Collected data entries
┏━━
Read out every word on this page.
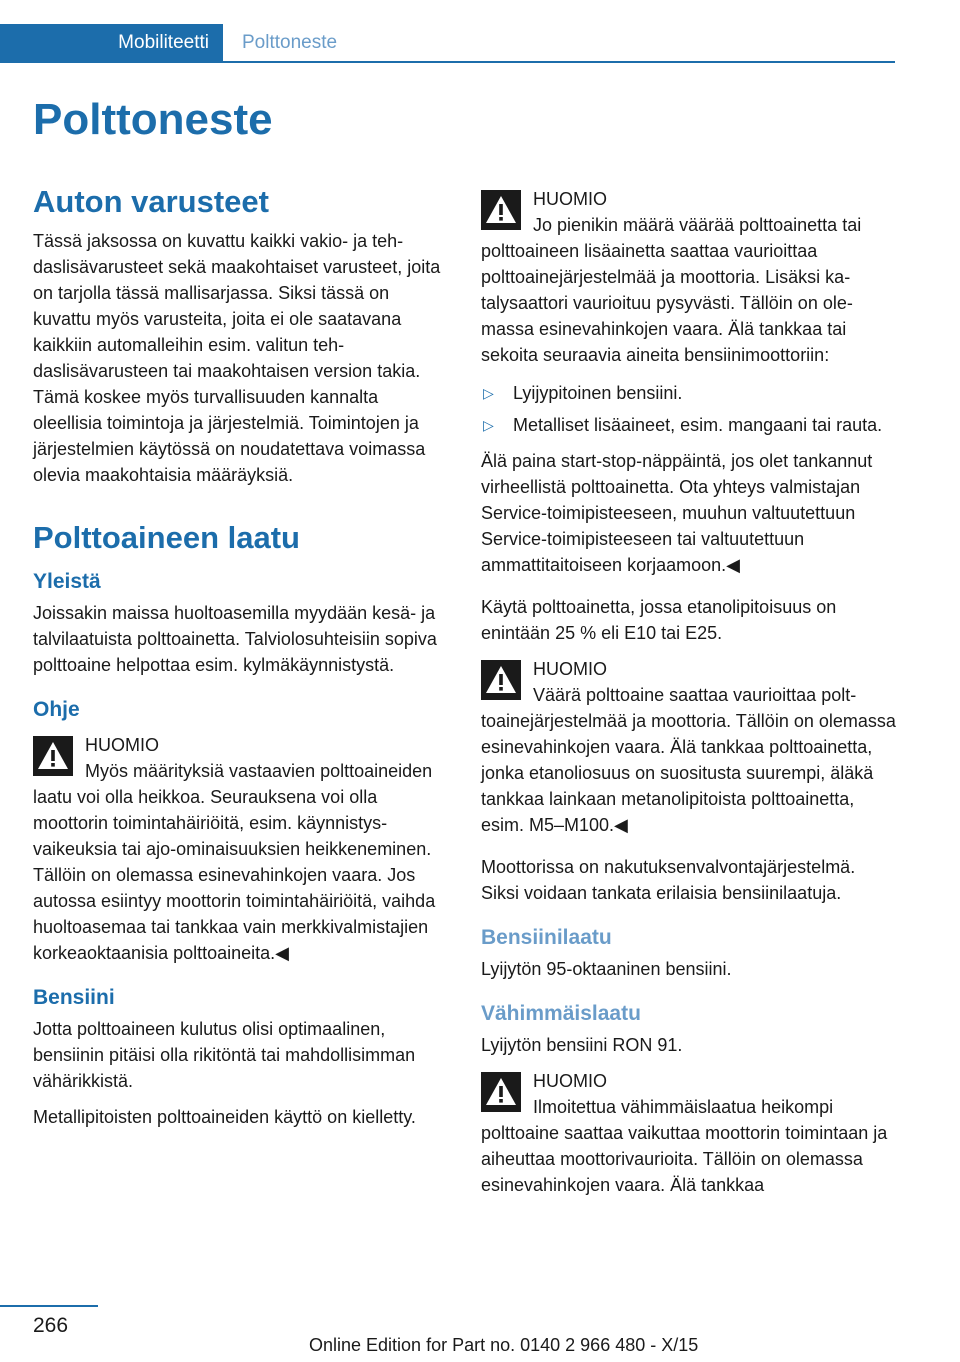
Mobiliteetti	Polttoneste
Polttoneste
Auton varusteet

Tässä jaksossa on kuvattu kaikki vakio- ja tehdaslisävarusteet sekä maakohtaiset varusteet, joita on tarjolla tässä mallisarjassa. Siksi tässä on kuvattu myös varusteita, joita ei ole saatavana kaikkiin automalleihin esim. valitun tehdaslisävarusteen tai maakohtaisen version takia. Tämä koskee myös turvallisuuden kannalta oleellisia toimintoja ja järjestelmiä. Toimintojen ja järjestelmien käytössä on noudatettava voimassa olevia maakohtaisia määräyksiä.

Polttoaineen laatu
Yleistä

Joissakin maissa huoltoasemilla myydään kesä- ja talvilaatuista polttoainetta. Talviolosuhteisiin sopiva polttoaine helpottaa esim. kylmäkäynnistystä.

Ohje
HUOMIO

Myös määrityksiä vastaavien polttoaineiden laatu voi olla heikkoa. Seurauksena voi olla moottorin toimintahäiriöitä, esim. käynnistysvaikeuksia tai ajo-ominaisuuksien heikkeneminen. Tällöin on olemassa esinevahinkojen vaara. Jos autossa esiintyy moottorin toimintahäiriöitä, vaihda huoltoasemaa tai tankkaa vain merkkivalmistajien korkeaoktaanisia polttoaineita.◀

Bensiini

Jotta polttoaineen kulutus olisi optimaalinen, bensiinin pitäisi olla rikitöntä tai mahdollisimman vähärikkistä.

Metallipitoisten polttoaineiden käyttö on kielletty.

HUOMIO

Jo pienikin määrä väärää polttoainetta tai polttoaineen lisäainetta saattaa vaurioittaa polttoainejärjestelmää ja moottoria. Lisäksi katalysaattori vaurioituu pysyvästi. Tällöin on olemassa esinevahinkojen vaara. Älä tankkaa tai sekoita seuraavia aineita bensiinimoottoriin:

▷ Lyijypitoinen bensiini.
▷ Metalliset lisäaineet, esim. mangaani tai rauta.

Älä paina start-stop-näppäintä, jos olet tankannut virheellistä polttoainetta. Ota yhteys valmistajan Service-toimipisteeseen, muuhun valtuutettuun Service-toimipisteeseen tai valtuutettuun ammattitaitoiseen korjaamoon.◀

Käytä polttoainetta, jossa etanolipitoisuus on enintään 25 % eli E10 tai E25.

HUOMIO

Väärä polttoaine saattaa vaurioittaa polttoainejärjestelmää ja moottoria. Tällöin on olemassa esinevahinkojen vaara. Älä tankkaa polttoainetta, jonka etanoliosuus on suositusta suurempi, äläkä tankkaa lainkaan metanolipitoista polttoainetta, esim. M5–M100.◀

Moottorissa on nakutuksenvalvontajärjestelmä. Siksi voidaan tankata erilaisia bensiinilaatuja.

Bensiinilaatu

Lyijytön 95-oktaaninen bensiini.

Vähimmäislaatu

Lyijytön bensiini RON 91.

HUOMIO

Ilmoitettua vähimmäislaatua heikompi polttoaine saattaa vaikuttaa moottorin toimintaan ja aiheuttaa moottorivaurioita. Tällöin on olemassa esinevahinkojen vaara. Älä tankkaa

266
Online Edition for Part no. 0140 2 966 480 - X/15
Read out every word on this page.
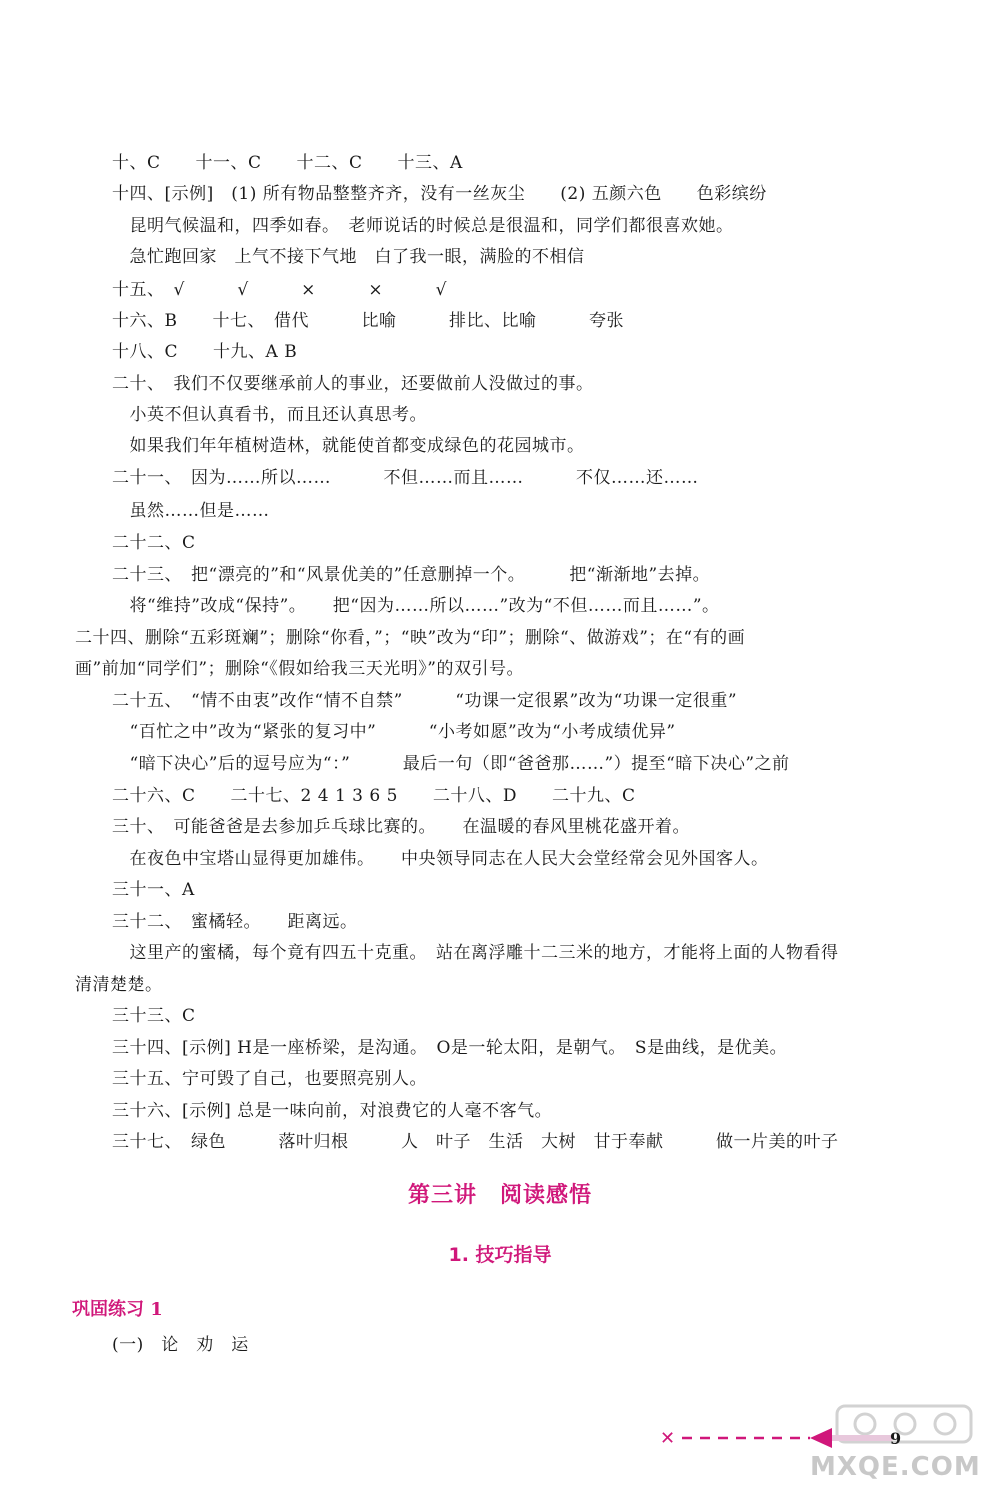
十、C　　十一、C　　十二、C　　十三、A
十四、[示例]　(1) 所有物品整整齐齐，没有一丝灰尘　　(2) 五颜六色　　色彩缤纷
　昆明气候温和，四季如春。　老师说话的时候总是很温和，同学们都很喜欢她。
　急忙跑回家　上气不接下气地　白了我一眼，满脸的不相信
十五、　√　　　√　　　×　　　×　　　√
十六、B　　十七、　借代　　　比喻　　　排比、比喻　　　夸张
十八、C　　十九、A B
二十、　我们不仅要继承前人的事业，还要做前人没做过的事。
　小英不但认真看书，而且还认真思考。
　如果我们年年植树造林，就能使首都变成绿色的花园城市。
二十一、　因为……所以……　　　不但……而且……　　　不仅……还……
　虽然……但是……
二十二、C
二十三、　把“漂亮的”和“风景优美的”任意删掉一个。　　　把“渐渐地”去掉。
　将“维持”改成“保持”。　　把“因为……所以……”改为“不但……而且……”。
二十四、删除“五彩斑斓”；删除“你看，”；“映”改为“印”；删除“、做游戏”；在“有的画
画”前加“同学们”；删除“《假如给我三天光明》”的双引号。
二十五、　“情不由衷”改作“情不自禁”　　　“功课一定很累”改为“功课一定很重”
　“百忙之中”改为“紧张的复习中”　　　“小考如愿”改为“小考成绩优异”
　“暗下决心”后的逗号应为“：”　　　最后一句（即“爸爸那……”）提至“暗下决心”之前
二十六、C　　二十七、2 4 1 3 6 5　　二十八、D　　二十九、C
三十、　可能爸爸是去参加乒乓球比赛的。　　在温暖的春风里桃花盛开着。
　在夜色中宝塔山显得更加雄伟。　　中央领导同志在人民大会堂经常会见外国客人。
三十一、A
三十二、　蜜橘轻。　　距离远。
　这里产的蜜橘，每个竟有四五十克重。　站在离浮雕十二三米的地方，才能将上面的人物看得
清清楚楚。
三十三、C
三十四、[示例] H是一座桥梁，是沟通。　O是一轮太阳，是朝气。　S是曲线，是优美。
三十五、宁可毁了自己，也要照亮别人。
三十六、[示例] 总是一味向前，对浪费它的人毫不客气。
三十七、　绿色　　　落叶归根　　　人　叶子　生活　大树　甘于奉献　　　做一片美的叶子
第三讲　阅读感悟
1. 技巧指导
巩固练习 1
(一)　论　劝　运
✕	9
MXQE.COM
┗━━
__Job__
Set every line down exactly as written, leaving each picture out.

__Response__
Read out every word on this page.
Mobiliteetti	Polttoneste
Polttoneste
Auton varusteet

Tässä jaksossa on kuvattu kaikki vakio- ja tehdaslisävarusteet sekä maakohtaiset varusteet, joita on tarjolla tässä mallisarjassa. Siksi tässä on kuvattu myös varusteita, joita ei ole saatavana kaikkiin automalleihin esim. valitun tehdaslisävarusteen tai maakohtaisen version takia. Tämä koskee myös turvallisuuden kannalta oleellisia toimintoja ja järjestelmiä. Toimintojen ja järjestelmien käytössä on noudatettava voimassa olevia maakohtaisia määräyksiä.

Polttoaineen laatu
Yleistä

Joissakin maissa huoltoasemilla myydään kesä- ja talvilaatuista polttoainetta. Talviolosuhteisiin sopiva polttoaine helpottaa esim. kylmäkäynnistystä.

Ohje
HUOMIO

Myös määrityksiä vastaavien polttoaineiden laatu voi olla heikkoa. Seurauksena voi olla moottorin toimintahäiriöitä, esim. käynnistysvaikeuksia tai ajo-ominaisuuksien heikkeneminen. Tällöin on olemassa esinevahinkojen vaara. Jos autossa esiintyy moottorin toimintahäiriöitä, vaihda huoltoasemaa tai tankkaa vain merkkivalmistajien korkeaoktaanisia polttoaineita.◀

Bensiini

Jotta polttoaineen kulutus olisi optimaalinen, bensiinin pitäisi olla rikitöntä tai mahdollisimman vähärikkistä.

Metallipitoisten polttoaineiden käyttö on kielletty.

HUOMIO

Jo pienikin määrä väärää polttoainetta tai polttoaineen lisäainetta saattaa vaurioittaa polttoainejärjestelmää ja moottoria. Lisäksi katalysaattori vaurioituu pysyvästi. Tällöin on olemassa esinevahinkojen vaara. Älä tankkaa tai sekoita seuraavia aineita bensiinimoottoriin:

▷ Lyijypitoinen bensiini.
▷ Metalliset lisäaineet, esim. mangaani tai rauta.

Älä paina start-stop-näppäintä, jos olet tankannut virheellistä polttoainetta. Ota yhteys valmistajan Service-toimipisteeseen, muuhun valtuutettuun Service-toimipisteeseen tai valtuutettuun ammattitaitoiseen korjaamoon.◀

Käytä polttoainetta, jossa etanolipitoisuus on enintään 25 % eli E10 tai E25.

HUOMIO

Väärä polttoaine saattaa vaurioittaa polttoainejärjestelmää ja moottoria. Tällöin on olemassa esinevahinkojen vaara. Älä tankkaa polttoainetta, jonka etanoliosuus on suositusta suurempi, äläkä tankkaa lainkaan metanolipitoista polttoainetta, esim. M5–M100.◀

Moottorissa on nakutuksenvalvontajärjestelmä. Siksi voidaan tankata erilaisia bensiinilaatuja.

Bensiinilaatu

Lyijytön 95-oktaaninen bensiini.

Vähimmäislaatu

Lyijytön bensiini RON 91.

HUOMIO

Ilmoitettua vähimmäislaatua heikompi polttoaine saattaa vaikuttaa moottorin toimintaan ja aiheuttaa moottorivaurioita. Tällöin on olemassa esinevahinkojen vaara. Älä tankkaa

266
Online Edition for Part no. 0140 2 966 480 - X/15
Read out every word on this page.
十、C　　十一、C　　十二、C　　十三、A
十四、[示例]　(1) 所有物品整整齐齐，没有一丝灰尘　　(2) 五颜六色　　色彩缤纷
　昆明气候温和，四季如春。　老师说话的时候总是很温和，同学们都很喜欢她。
　急忙跑回家　上气不接下气地　白了我一眼，满脸的不相信
十五、　√　　　√　　　×　　　×　　　√
十六、B　　十七、　借代　　　比喻　　　排比、比喻　　　夸张
十八、C　　十九、A B
二十、　我们不仅要继承前人的事业，还要做前人没做过的事。
　小英不但认真看书，而且还认真思考。
　如果我们年年植树造林，就能使首都变成绿色的花园城市。
二十一、　因为……所以……　　　不但……而且……　　　不仅……还……
　虽然……但是……
二十二、C
二十三、　把“漂亮的”和“风景优美的”任意删掉一个。　　　把“渐渐地”去掉。
　将“维持”改成“保持”。　　把“因为……所以……”改为“不但……而且……”。
二十四、删除“五彩斑斓”；删除“你看，”；“映”改为“印”；删除“、做游戏”；在“有的画
画”前加“同学们”；删除“《假如给我三天光明》”的双引号。
二十五、　“情不由衷”改作“情不自禁”　　　“功课一定很累”改为“功课一定很重”
　“百忙之中”改为“紧张的复习中”　　　“小考如愿”改为“小考成绩优异”
　“暗下决心”后的逗号应为“：”　　　最后一句（即“爸爸那……”）提至“暗下决心”之前
二十六、C　　二十七、2 4 1 3 6 5　　二十八、D　　二十九、C
三十、　可能爸爸是去参加乒乓球比赛的。　　在温暖的春风里桃花盛开着。
　在夜色中宝塔山显得更加雄伟。　　中央领导同志在人民大会堂经常会见外国客人。
三十一、A
三十二、　蜜橘轻。　　距离远。
　这里产的蜜橘，每个竟有四五十克重。　站在离浮雕十二三米的地方，才能将上面的人物看得
清清楚楚。
三十三、C
三十四、[示例] H是一座桥梁，是沟通。　O是一轮太阳，是朝气。　S是曲线，是优美。
三十五、宁可毁了自己，也要照亮别人。
三十六、[示例] 总是一味向前，对浪费它的人毫不客气。
三十七、　绿色　　　落叶归根　　　人　叶子　生活　大树　甘于奉献　　　做一片美的叶子
第三讲　阅读感悟
1. 技巧指导
巩固练习 1
(一)　论　劝　运
✕	9
MXQE.COM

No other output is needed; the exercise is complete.